## Input data
---*---
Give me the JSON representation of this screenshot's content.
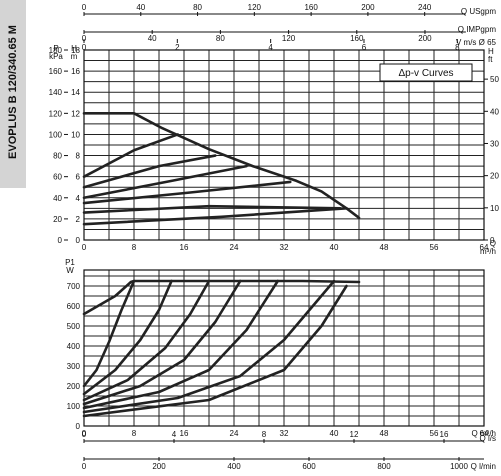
{
  "product_label": "EVOPLUS B 120/340.65 M",
  "chart_data": [
    {
      "type": "line",
      "title": "Δp-v Curves",
      "x_label": "Q m³/h",
      "x_ticks": [
        0,
        8,
        16,
        24,
        32,
        40,
        48,
        56,
        64
      ],
      "xlim": [
        0,
        64
      ],
      "y_label_left": "H m",
      "y_label_left2": "P kPa",
      "y_ticks_m": [
        0,
        2,
        4,
        6,
        8,
        10,
        12,
        14,
        16,
        18
      ],
      "y_ticks_kpa": [
        0,
        20,
        40,
        60,
        80,
        100,
        120,
        140,
        160,
        180
      ],
      "ylim_m": [
        0,
        18
      ],
      "y_label_right": "H ft",
      "y_ticks_ft": [
        0,
        10,
        20,
        30,
        40,
        50
      ],
      "top_axes": [
        {
          "label": "Q USgpm",
          "ticks": [
            0,
            40,
            80,
            120,
            160,
            200,
            240
          ]
        },
        {
          "label": "Q IMPgpm",
          "ticks": [
            0,
            40,
            80,
            120,
            160,
            200
          ]
        },
        {
          "label": "V m/s Ø 65",
          "ticks": [
            0,
            2,
            4,
            6,
            8
          ]
        }
      ],
      "max_curve": [
        [
          0,
          12
        ],
        [
          8,
          12
        ],
        [
          12.5,
          10.6
        ],
        [
          20,
          8.6
        ],
        [
          27,
          7
        ],
        [
          34,
          5.6
        ],
        [
          38,
          4.6
        ],
        [
          42,
          3
        ],
        [
          44,
          2.1
        ]
      ],
      "series": [
        {
          "values": [
            [
              0,
              6
            ],
            [
              8,
              8.5
            ],
            [
              15,
              10
            ]
          ]
        },
        {
          "values": [
            [
              0,
              5
            ],
            [
              12,
              7
            ],
            [
              21,
              8
            ]
          ]
        },
        {
          "values": [
            [
              0,
              4
            ],
            [
              14,
              5.6
            ],
            [
              26,
              7
            ]
          ]
        },
        {
          "values": [
            [
              0,
              3.5
            ],
            [
              17,
              4.5
            ],
            [
              33,
              5.5
            ]
          ]
        },
        {
          "values": [
            [
              0,
              2.6
            ],
            [
              20,
              3.2
            ],
            [
              41,
              3
            ]
          ]
        },
        {
          "values": [
            [
              0,
              1.5
            ],
            [
              22,
              2.2
            ],
            [
              42,
              3
            ]
          ]
        }
      ]
    },
    {
      "type": "line",
      "x_label": "Q m³/h",
      "x_ticks": [
        0,
        8,
        16,
        24,
        32,
        40,
        48,
        56,
        64
      ],
      "xlim": [
        0,
        64
      ],
      "y_label": "P1 W",
      "y_ticks": [
        0,
        100,
        200,
        300,
        400,
        500,
        600,
        700
      ],
      "ylim": [
        0,
        780
      ],
      "bottom_axes": [
        {
          "label": "Q l/s",
          "ticks": [
            0,
            4,
            8,
            12,
            16
          ]
        },
        {
          "label": "Q l/min",
          "ticks": [
            0,
            200,
            400,
            600,
            800,
            1000
          ]
        }
      ],
      "max_curve": [
        [
          0,
          560
        ],
        [
          5,
          650
        ],
        [
          7.5,
          720
        ],
        [
          8,
          725
        ],
        [
          20,
          725
        ],
        [
          35,
          725
        ],
        [
          44,
          720
        ]
      ],
      "series": [
        {
          "values": [
            [
              0,
              200
            ],
            [
              2,
              280
            ],
            [
              4,
              420
            ],
            [
              6,
              580
            ],
            [
              8,
              725
            ]
          ]
        },
        {
          "values": [
            [
              0,
              160
            ],
            [
              5,
              280
            ],
            [
              9,
              430
            ],
            [
              12,
              580
            ],
            [
              14,
              725
            ]
          ]
        },
        {
          "values": [
            [
              0,
              130
            ],
            [
              7,
              230
            ],
            [
              13,
              390
            ],
            [
              17,
              560
            ],
            [
              20,
              725
            ]
          ]
        },
        {
          "values": [
            [
              0,
              110
            ],
            [
              9,
              200
            ],
            [
              16,
              330
            ],
            [
              21,
              520
            ],
            [
              25,
              725
            ]
          ]
        },
        {
          "values": [
            [
              0,
              90
            ],
            [
              12,
              170
            ],
            [
              20,
              280
            ],
            [
              26,
              480
            ],
            [
              31,
              725
            ]
          ]
        },
        {
          "values": [
            [
              0,
              70
            ],
            [
              15,
              140
            ],
            [
              25,
              250
            ],
            [
              32,
              430
            ],
            [
              40,
              725
            ]
          ]
        },
        {
          "values": [
            [
              0,
              50
            ],
            [
              20,
              130
            ],
            [
              32,
              280
            ],
            [
              38,
              500
            ],
            [
              42,
              700
            ]
          ]
        }
      ]
    }
  ]
}
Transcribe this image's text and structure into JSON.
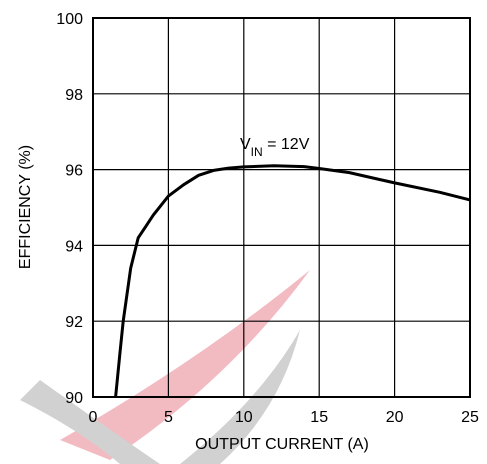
{
  "chart_data": {
    "type": "line",
    "x_label": "OUTPUT CURRENT (A)",
    "y_label": "EFFICIENCY (%)",
    "annotation": {
      "main": "V",
      "sub": "IN",
      "rest": " = 12V"
    },
    "series": [
      {
        "color": "#000000",
        "x": [
          1.5,
          1.8,
          2,
          2.5,
          3,
          3.5,
          4,
          5,
          6,
          7,
          8,
          9,
          10,
          12,
          14,
          15,
          17,
          20,
          23,
          25
        ],
        "values": [
          90,
          91.2,
          92,
          93.4,
          94.2,
          94.5,
          94.8,
          95.3,
          95.6,
          95.85,
          95.98,
          96.04,
          96.07,
          96.1,
          96.08,
          96.03,
          95.92,
          95.65,
          95.4,
          95.2
        ]
      }
    ],
    "xlim": [
      0,
      25
    ],
    "xticks": [
      0,
      5,
      10,
      15,
      20,
      25
    ],
    "ylim": [
      90,
      100
    ],
    "yticks": [
      90,
      92,
      94,
      96,
      98,
      100
    ],
    "grid": true
  }
}
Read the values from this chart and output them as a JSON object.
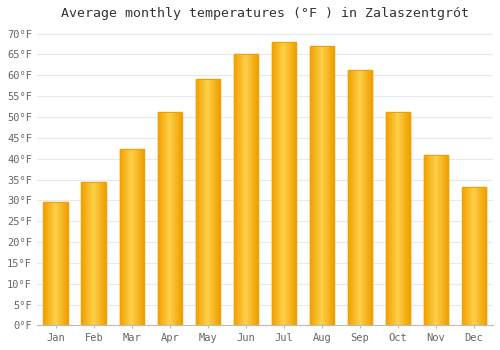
{
  "title": "Average monthly temperatures (°F ) in Zalaszentgrót",
  "months": [
    "Jan",
    "Feb",
    "Mar",
    "Apr",
    "May",
    "Jun",
    "Jul",
    "Aug",
    "Sep",
    "Oct",
    "Nov",
    "Dec"
  ],
  "values": [
    29.5,
    34.3,
    42.3,
    51.1,
    59.2,
    65.1,
    68.0,
    67.1,
    61.3,
    51.1,
    41.0,
    33.1
  ],
  "bar_color_center": "#FFD04A",
  "bar_color_edge": "#F0A000",
  "background_color": "#FFFFFF",
  "grid_color": "#E8E8F0",
  "ylim": [
    0,
    72
  ],
  "title_fontsize": 9.5,
  "tick_fontsize": 7.5,
  "font_family": "monospace"
}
---*---
## Stated goal
Make an exact copy of the data above, pictures excluded.

## The reply
Give me the JSON representation of this screenshot's content.
{
  "product_label": "EVOPLUS B 120/340.65 M",
  "chart_data": [
    {
      "type": "line",
      "title": "Δp-v Curves",
      "x_label": "Q m³/h",
      "x_ticks": [
        0,
        8,
        16,
        24,
        32,
        40,
        48,
        56,
        64
      ],
      "xlim": [
        0,
        64
      ],
      "y_label_left": "H m",
      "y_label_left2": "P kPa",
      "y_ticks_m": [
        0,
        2,
        4,
        6,
        8,
        10,
        12,
        14,
        16,
        18
      ],
      "y_ticks_kpa": [
        0,
        20,
        40,
        60,
        80,
        100,
        120,
        140,
        160,
        180
      ],
      "ylim_m": [
        0,
        18
      ],
      "y_label_right": "H ft",
      "y_ticks_ft": [
        0,
        10,
        20,
        30,
        40,
        50
      ],
      "top_axes": [
        {
          "label": "Q USgpm",
          "ticks": [
            0,
            40,
            80,
            120,
            160,
            200,
            240
          ]
        },
        {
          "label": "Q IMPgpm",
          "ticks": [
            0,
            40,
            80,
            120,
            160,
            200
          ]
        },
        {
          "label": "V m/s Ø 65",
          "ticks": [
            0,
            2,
            4,
            6,
            8
          ]
        }
      ],
      "max_curve": [
        [
          0,
          12
        ],
        [
          8,
          12
        ],
        [
          12.5,
          10.6
        ],
        [
          20,
          8.6
        ],
        [
          27,
          7
        ],
        [
          34,
          5.6
        ],
        [
          38,
          4.6
        ],
        [
          42,
          3
        ],
        [
          44,
          2.1
        ]
      ],
      "series": [
        {
          "values": [
            [
              0,
              6
            ],
            [
              8,
              8.5
            ],
            [
              15,
              10
            ]
          ]
        },
        {
          "values": [
            [
              0,
              5
            ],
            [
              12,
              7
            ],
            [
              21,
              8
            ]
          ]
        },
        {
          "values": [
            [
              0,
              4
            ],
            [
              14,
              5.6
            ],
            [
              26,
              7
            ]
          ]
        },
        {
          "values": [
            [
              0,
              3.5
            ],
            [
              17,
              4.5
            ],
            [
              33,
              5.5
            ]
          ]
        },
        {
          "values": [
            [
              0,
              2.6
            ],
            [
              20,
              3.2
            ],
            [
              41,
              3
            ]
          ]
        },
        {
          "values": [
            [
              0,
              1.5
            ],
            [
              22,
              2.2
            ],
            [
              42,
              3
            ]
          ]
        }
      ]
    },
    {
      "type": "line",
      "x_label": "Q m³/h",
      "x_ticks": [
        0,
        8,
        16,
        24,
        32,
        40,
        48,
        56,
        64
      ],
      "xlim": [
        0,
        64
      ],
      "y_label": "P1 W",
      "y_ticks": [
        0,
        100,
        200,
        300,
        400,
        500,
        600,
        700
      ],
      "ylim": [
        0,
        780
      ],
      "bottom_axes": [
        {
          "label": "Q l/s",
          "ticks": [
            0,
            4,
            8,
            12,
            16
          ]
        },
        {
          "label": "Q l/min",
          "ticks": [
            0,
            200,
            400,
            600,
            800,
            1000
          ]
        }
      ],
      "max_curve": [
        [
          0,
          560
        ],
        [
          5,
          650
        ],
        [
          7.5,
          720
        ],
        [
          8,
          725
        ],
        [
          20,
          725
        ],
        [
          35,
          725
        ],
        [
          44,
          720
        ]
      ],
      "series": [
        {
          "values": [
            [
              0,
              200
            ],
            [
              2,
              280
            ],
            [
              4,
              420
            ],
            [
              6,
              580
            ],
            [
              8,
              725
            ]
          ]
        },
        {
          "values": [
            [
              0,
              160
            ],
            [
              5,
              280
            ],
            [
              9,
              430
            ],
            [
              12,
              580
            ],
            [
              14,
              725
            ]
          ]
        },
        {
          "values": [
            [
              0,
              130
            ],
            [
              7,
              230
            ],
            [
              13,
              390
            ],
            [
              17,
              560
            ],
            [
              20,
              725
            ]
          ]
        },
        {
          "values": [
            [
              0,
              110
            ],
            [
              9,
              200
            ],
            [
              16,
              330
            ],
            [
              21,
              520
            ],
            [
              25,
              725
            ]
          ]
        },
        {
          "values": [
            [
              0,
              90
            ],
            [
              12,
              170
            ],
            [
              20,
              280
            ],
            [
              26,
              480
            ],
            [
              31,
              725
            ]
          ]
        },
        {
          "values": [
            [
              0,
              70
            ],
            [
              15,
              140
            ],
            [
              25,
              250
            ],
            [
              32,
              430
            ],
            [
              40,
              725
            ]
          ]
        },
        {
          "values": [
            [
              0,
              50
            ],
            [
              20,
              130
            ],
            [
              32,
              280
            ],
            [
              38,
              500
            ],
            [
              42,
              700
            ]
          ]
        }
      ]
    }
  ]
}
Transcribe this image's text and structure into JSON.
{
  "chart_data": {
    "type": "line",
    "x_label": "OUTPUT CURRENT (A)",
    "y_label": "EFFICIENCY (%)",
    "annotation": {
      "main": "V",
      "sub": "IN",
      "rest": " = 12V"
    },
    "series": [
      {
        "color": "#000000",
        "x": [
          1.5,
          1.8,
          2,
          2.5,
          3,
          3.5,
          4,
          5,
          6,
          7,
          8,
          9,
          10,
          12,
          14,
          15,
          17,
          20,
          23,
          25
        ],
        "values": [
          90,
          91.2,
          92,
          93.4,
          94.2,
          94.5,
          94.8,
          95.3,
          95.6,
          95.85,
          95.98,
          96.04,
          96.07,
          96.1,
          96.08,
          96.03,
          95.92,
          95.65,
          95.4,
          95.2
        ]
      }
    ],
    "xlim": [
      0,
      25
    ],
    "xticks": [
      0,
      5,
      10,
      15,
      20,
      25
    ],
    "ylim": [
      90,
      100
    ],
    "yticks": [
      90,
      92,
      94,
      96,
      98,
      100
    ],
    "grid": true
  }
}
Read the values from this chart and output them as a JSON object.
{
  "title": "Average monthly temperatures (°F ) in Zalaszentgrót",
  "months": [
    "Jan",
    "Feb",
    "Mar",
    "Apr",
    "May",
    "Jun",
    "Jul",
    "Aug",
    "Sep",
    "Oct",
    "Nov",
    "Dec"
  ],
  "values": [
    29.5,
    34.3,
    42.3,
    51.1,
    59.2,
    65.1,
    68.0,
    67.1,
    61.3,
    51.1,
    41.0,
    33.1
  ],
  "bar_color_center": "#FFD04A",
  "bar_color_edge": "#F0A000",
  "background_color": "#FFFFFF",
  "grid_color": "#E8E8F0",
  "ylim": [
    0,
    72
  ],
  "title_fontsize": 9.5,
  "tick_fontsize": 7.5,
  "font_family": "monospace"
}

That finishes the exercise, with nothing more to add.